The first dimension claims there is an open system and although
admitting that political resources are not distributed equally, they are also
not centralized in one groups hands. Everyone has the opportunity to use other
resources and be heard. The second approach however, sees a monopolistic system
of inequalities created and maintained by the dominant power. The elite have
the means and the political resources to prevent political action that would not
benefit themselves and to push forward those that would. The Elite therefore
determine the agenda of both decision making and non-decision making and in so
doing establish their dominance and the subordinance and compliance of those on
the bottom of the power hierarchy.

Although the two dimensional approach to power delves deeper than the
first into the nature of power and powerlessness by involving analyses of
potential issues, grievances, nondecision-making and non-participation, Both
Lukes and Gaventa find that it is on the same level as the first dimension in
that it also emphasizes observable conflict only.Of course it is true that
the first does stress only overt while the second stresses both overt and/or
covert conflict. Nonetheless, an affinity between the two results in their
belief that where there is conflict, there is an element of power in decision
making and, for the second dimension, in nondecision-making. Barach and Baratz
(as cited in Lukes,1974:19) states that if “there is no conflict, overt or
covert, the presumption must be that there is consensus on the prevailing
allocation of values, in which case nondecision-making is impossible.” Here,
there is obviously no consideration of latent conflict or attention as to how
interests not consciously articulated may fit into the power relationship.

Lukes identifies manipulation and authority as two forms of power which
do not necessarily involve evident conflict. People abide by the power of
authority because they either respect or accept its legitimacy. Compliance to
the power of manipulation often goes unrecognized by the conformer because focus
is placed on irrelevant matters and the key aim is downplayed. In neither is
there observable (overt or covert) conflict, but latent conflict occurs because
the individual may be agreeing to something contrary to their interests without
even knowing.

^^^^^^^^^^^^^^^^

Objective 1 ▸ From the passage on power, copy the text between "The first dimension claims" and "the power hierarchy.", inclusive.

Data supplied ▸

^^^^^^^^^^^^^^^^

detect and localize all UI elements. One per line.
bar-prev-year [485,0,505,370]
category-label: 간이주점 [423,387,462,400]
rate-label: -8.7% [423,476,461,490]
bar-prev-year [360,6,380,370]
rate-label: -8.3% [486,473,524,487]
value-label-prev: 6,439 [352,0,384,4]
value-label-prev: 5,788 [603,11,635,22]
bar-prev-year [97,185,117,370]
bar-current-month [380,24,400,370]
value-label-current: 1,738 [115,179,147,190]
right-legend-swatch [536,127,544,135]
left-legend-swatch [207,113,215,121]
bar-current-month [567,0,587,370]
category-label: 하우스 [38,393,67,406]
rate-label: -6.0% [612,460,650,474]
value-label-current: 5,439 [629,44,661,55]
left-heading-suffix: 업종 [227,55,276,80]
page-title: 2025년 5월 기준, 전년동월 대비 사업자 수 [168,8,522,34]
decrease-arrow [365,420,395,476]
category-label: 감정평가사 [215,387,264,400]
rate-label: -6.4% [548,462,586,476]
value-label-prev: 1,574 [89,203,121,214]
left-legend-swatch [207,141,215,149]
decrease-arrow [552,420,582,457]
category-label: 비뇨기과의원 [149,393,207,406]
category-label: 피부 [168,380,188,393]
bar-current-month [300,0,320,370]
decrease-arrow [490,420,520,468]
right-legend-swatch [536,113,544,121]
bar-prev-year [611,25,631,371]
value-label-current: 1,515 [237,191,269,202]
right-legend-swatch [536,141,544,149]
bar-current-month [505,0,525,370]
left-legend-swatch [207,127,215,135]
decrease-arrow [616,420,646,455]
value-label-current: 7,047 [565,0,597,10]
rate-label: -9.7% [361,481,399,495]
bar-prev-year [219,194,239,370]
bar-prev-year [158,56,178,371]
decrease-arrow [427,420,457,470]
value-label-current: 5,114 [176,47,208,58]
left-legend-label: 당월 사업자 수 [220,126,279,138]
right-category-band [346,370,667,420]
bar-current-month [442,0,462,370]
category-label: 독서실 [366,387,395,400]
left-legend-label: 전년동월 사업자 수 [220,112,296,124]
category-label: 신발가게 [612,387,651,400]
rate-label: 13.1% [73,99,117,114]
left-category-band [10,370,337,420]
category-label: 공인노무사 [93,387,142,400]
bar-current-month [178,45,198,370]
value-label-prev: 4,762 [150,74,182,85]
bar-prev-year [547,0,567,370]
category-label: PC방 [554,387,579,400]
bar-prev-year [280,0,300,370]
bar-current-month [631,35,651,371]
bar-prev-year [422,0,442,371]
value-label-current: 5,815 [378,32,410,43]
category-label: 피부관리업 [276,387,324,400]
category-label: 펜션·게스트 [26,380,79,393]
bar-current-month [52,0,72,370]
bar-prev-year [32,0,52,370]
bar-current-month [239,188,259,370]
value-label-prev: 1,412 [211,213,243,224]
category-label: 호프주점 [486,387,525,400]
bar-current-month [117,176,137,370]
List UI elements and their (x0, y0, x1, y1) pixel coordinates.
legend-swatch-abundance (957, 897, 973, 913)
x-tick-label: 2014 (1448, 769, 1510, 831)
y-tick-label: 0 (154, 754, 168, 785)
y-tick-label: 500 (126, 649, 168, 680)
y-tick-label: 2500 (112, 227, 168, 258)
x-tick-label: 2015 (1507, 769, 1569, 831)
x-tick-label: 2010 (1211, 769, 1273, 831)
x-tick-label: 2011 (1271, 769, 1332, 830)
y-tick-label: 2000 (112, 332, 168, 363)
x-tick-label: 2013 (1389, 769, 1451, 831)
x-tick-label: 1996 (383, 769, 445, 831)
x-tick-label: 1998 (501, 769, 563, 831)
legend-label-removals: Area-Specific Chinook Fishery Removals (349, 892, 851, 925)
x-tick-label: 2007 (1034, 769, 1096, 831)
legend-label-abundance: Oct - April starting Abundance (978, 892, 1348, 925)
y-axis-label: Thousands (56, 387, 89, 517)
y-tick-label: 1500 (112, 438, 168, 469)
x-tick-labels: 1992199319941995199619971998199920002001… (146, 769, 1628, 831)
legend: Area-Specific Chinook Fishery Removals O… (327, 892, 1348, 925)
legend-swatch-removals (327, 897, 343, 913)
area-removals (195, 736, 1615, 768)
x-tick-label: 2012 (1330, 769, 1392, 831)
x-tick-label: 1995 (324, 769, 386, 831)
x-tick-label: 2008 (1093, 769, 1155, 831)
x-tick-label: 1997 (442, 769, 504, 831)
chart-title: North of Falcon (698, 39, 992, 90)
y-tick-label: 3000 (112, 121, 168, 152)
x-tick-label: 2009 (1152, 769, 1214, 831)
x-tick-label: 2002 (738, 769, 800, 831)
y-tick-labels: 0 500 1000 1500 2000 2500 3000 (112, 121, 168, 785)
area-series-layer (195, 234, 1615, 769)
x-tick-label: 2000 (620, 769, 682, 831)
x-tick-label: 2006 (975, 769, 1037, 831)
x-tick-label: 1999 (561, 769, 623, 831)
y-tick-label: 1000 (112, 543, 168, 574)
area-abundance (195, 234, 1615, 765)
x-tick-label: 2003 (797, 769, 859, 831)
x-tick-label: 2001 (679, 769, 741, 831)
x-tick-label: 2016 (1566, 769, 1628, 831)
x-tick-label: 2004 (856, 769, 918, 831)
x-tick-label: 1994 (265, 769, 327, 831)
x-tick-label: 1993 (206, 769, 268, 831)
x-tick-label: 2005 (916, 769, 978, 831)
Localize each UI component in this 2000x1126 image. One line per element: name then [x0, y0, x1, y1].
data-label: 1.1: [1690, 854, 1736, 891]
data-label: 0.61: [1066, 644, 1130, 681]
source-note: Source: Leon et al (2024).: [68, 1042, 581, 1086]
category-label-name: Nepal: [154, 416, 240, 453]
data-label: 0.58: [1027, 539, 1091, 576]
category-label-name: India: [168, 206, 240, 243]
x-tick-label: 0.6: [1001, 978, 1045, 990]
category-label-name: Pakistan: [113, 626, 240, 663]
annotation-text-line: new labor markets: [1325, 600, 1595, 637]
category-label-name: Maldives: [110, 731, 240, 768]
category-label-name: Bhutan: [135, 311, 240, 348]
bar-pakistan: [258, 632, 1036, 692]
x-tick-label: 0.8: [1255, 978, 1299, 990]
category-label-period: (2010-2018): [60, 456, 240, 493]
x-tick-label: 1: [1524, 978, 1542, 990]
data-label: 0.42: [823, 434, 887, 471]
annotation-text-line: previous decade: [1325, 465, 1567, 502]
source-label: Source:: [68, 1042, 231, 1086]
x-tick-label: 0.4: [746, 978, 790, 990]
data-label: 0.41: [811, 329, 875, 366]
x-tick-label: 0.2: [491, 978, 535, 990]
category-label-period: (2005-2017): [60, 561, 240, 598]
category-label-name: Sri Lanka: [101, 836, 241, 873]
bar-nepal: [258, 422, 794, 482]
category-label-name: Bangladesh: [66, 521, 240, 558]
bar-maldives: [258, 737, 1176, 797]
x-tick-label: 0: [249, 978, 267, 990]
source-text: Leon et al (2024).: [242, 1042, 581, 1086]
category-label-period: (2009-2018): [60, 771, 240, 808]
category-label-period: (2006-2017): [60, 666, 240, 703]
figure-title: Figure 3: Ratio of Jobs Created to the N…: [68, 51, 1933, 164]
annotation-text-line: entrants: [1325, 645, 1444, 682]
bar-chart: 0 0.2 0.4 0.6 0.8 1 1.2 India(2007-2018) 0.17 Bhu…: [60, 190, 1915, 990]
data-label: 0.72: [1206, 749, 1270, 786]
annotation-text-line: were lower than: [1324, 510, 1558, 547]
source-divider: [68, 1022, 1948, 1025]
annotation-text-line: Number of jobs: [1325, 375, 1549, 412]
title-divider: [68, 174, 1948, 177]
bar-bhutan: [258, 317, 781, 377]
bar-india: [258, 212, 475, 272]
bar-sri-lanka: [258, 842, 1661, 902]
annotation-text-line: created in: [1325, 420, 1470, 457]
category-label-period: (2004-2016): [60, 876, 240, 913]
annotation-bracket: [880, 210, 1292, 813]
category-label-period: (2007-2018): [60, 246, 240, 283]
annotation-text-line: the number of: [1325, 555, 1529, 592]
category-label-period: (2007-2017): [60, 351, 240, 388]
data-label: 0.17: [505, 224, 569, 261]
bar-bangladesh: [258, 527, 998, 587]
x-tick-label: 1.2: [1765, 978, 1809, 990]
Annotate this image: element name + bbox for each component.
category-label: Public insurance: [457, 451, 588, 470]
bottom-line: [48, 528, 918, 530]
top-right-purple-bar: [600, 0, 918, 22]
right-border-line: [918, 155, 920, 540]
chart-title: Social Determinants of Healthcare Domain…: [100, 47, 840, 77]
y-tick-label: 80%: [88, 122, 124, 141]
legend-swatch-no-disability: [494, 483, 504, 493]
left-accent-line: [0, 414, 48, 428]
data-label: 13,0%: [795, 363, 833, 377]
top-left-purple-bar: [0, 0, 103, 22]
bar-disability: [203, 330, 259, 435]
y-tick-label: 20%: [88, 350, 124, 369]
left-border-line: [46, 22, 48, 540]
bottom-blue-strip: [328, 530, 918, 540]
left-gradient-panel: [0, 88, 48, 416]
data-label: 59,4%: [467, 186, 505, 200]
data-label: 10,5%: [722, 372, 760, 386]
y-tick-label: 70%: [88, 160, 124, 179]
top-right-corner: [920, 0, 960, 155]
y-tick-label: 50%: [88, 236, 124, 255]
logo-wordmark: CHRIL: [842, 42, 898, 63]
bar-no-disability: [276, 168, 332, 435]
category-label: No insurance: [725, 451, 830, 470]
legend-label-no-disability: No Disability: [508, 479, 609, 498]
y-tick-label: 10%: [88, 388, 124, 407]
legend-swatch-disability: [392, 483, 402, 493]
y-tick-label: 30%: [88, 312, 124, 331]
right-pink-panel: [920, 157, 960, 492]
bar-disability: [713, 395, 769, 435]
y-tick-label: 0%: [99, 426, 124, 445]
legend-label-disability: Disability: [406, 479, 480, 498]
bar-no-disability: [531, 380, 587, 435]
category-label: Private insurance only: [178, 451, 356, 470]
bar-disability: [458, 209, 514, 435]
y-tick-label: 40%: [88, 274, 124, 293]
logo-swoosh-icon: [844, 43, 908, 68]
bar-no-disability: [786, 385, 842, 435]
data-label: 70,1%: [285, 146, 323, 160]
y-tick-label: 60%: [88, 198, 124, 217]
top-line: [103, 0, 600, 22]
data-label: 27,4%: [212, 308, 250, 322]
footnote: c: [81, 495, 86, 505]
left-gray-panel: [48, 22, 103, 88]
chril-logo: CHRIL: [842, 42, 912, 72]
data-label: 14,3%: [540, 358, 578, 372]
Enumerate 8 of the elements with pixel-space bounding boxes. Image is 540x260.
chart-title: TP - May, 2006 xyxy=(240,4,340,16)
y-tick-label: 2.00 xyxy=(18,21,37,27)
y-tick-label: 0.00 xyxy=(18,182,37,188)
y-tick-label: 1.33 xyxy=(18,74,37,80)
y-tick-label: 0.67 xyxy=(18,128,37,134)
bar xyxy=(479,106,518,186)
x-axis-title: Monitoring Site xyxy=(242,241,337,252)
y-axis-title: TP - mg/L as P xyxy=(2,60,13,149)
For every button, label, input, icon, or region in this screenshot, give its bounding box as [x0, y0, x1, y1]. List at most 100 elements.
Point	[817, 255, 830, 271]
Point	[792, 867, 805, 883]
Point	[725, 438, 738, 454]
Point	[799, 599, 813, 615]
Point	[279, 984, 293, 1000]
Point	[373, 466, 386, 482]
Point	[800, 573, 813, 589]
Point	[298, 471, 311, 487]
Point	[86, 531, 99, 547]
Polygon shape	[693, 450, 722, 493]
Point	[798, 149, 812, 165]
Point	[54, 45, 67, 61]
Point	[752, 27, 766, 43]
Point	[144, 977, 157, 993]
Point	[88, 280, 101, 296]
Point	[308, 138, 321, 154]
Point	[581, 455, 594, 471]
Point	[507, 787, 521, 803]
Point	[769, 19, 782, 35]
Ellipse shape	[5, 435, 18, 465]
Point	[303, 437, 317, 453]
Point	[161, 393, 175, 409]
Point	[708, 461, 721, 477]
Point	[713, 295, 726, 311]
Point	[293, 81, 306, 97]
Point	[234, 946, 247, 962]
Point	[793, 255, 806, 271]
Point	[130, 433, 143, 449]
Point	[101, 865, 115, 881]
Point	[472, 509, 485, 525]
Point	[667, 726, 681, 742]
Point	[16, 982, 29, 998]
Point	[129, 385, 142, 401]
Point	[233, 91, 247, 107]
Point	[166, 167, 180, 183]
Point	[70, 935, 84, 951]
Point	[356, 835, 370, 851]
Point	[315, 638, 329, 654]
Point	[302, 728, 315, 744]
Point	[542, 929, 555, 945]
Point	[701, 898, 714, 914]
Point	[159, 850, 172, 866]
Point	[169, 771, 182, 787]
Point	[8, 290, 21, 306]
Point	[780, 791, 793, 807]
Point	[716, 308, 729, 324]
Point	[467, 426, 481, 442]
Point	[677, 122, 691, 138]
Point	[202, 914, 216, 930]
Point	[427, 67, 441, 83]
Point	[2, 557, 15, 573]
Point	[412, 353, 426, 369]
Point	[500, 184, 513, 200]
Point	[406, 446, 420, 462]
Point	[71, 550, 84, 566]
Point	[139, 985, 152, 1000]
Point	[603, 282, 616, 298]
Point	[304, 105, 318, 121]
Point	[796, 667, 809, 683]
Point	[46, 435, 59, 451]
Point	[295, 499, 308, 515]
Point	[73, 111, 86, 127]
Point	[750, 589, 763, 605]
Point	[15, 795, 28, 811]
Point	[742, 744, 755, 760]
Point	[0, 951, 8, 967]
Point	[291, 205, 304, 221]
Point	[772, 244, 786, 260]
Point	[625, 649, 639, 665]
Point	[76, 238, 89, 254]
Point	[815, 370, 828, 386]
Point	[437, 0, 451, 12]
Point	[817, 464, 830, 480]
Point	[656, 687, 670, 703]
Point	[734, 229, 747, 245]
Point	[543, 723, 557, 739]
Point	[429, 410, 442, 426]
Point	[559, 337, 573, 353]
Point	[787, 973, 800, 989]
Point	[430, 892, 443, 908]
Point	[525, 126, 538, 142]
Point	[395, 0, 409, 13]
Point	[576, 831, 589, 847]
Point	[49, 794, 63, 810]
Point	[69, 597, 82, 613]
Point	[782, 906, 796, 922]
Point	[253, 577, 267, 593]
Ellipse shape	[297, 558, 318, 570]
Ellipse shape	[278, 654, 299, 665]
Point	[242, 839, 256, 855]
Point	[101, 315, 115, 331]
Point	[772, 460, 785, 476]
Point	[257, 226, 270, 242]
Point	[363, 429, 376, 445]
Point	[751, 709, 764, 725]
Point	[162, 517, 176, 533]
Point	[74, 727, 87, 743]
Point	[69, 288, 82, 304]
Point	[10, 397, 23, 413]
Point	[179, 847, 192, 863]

^^^^^^^^^^^^^^^^

Objective 2 ▸ Rewrite the entries from their first line through the line containing "bar-current-month [380,24,400,370]", inclusive, with every "bar-prev-year" changed to "bar-previous-year" and nothing else altered. Return only those lines.

Result 1 ▸
The first dimension claims there is an open system and although
admitting that political resources are not distributed equally, they are also
not centralized in one groups hands. Everyone has the opportunity to use other
resources and be heard. The second approach however, sees a monopolistic system
of inequalities created and maintained by the dominant power. The elite have
the means and the political resources to prevent political action that would not
benefit themselves and to push forward those that would. The Elite therefore
determine the agenda of both decision making and non-decision making and in so
doing establish their dominance and the subordinance and compliance of those on
the bottom of the power hierarchy.

Result 2 ▸
detect and localize all UI elements. One per line.
bar-previous-year [485,0,505,370]
category-label: 간이주점 [423,387,462,400]
rate-label: -8.7% [423,476,461,490]
bar-previous-year [360,6,380,370]
rate-label: -8.3% [486,473,524,487]
value-label-prev: 6,439 [352,0,384,4]
value-label-prev: 5,788 [603,11,635,22]
bar-previous-year [97,185,117,370]
bar-current-month [380,24,400,370]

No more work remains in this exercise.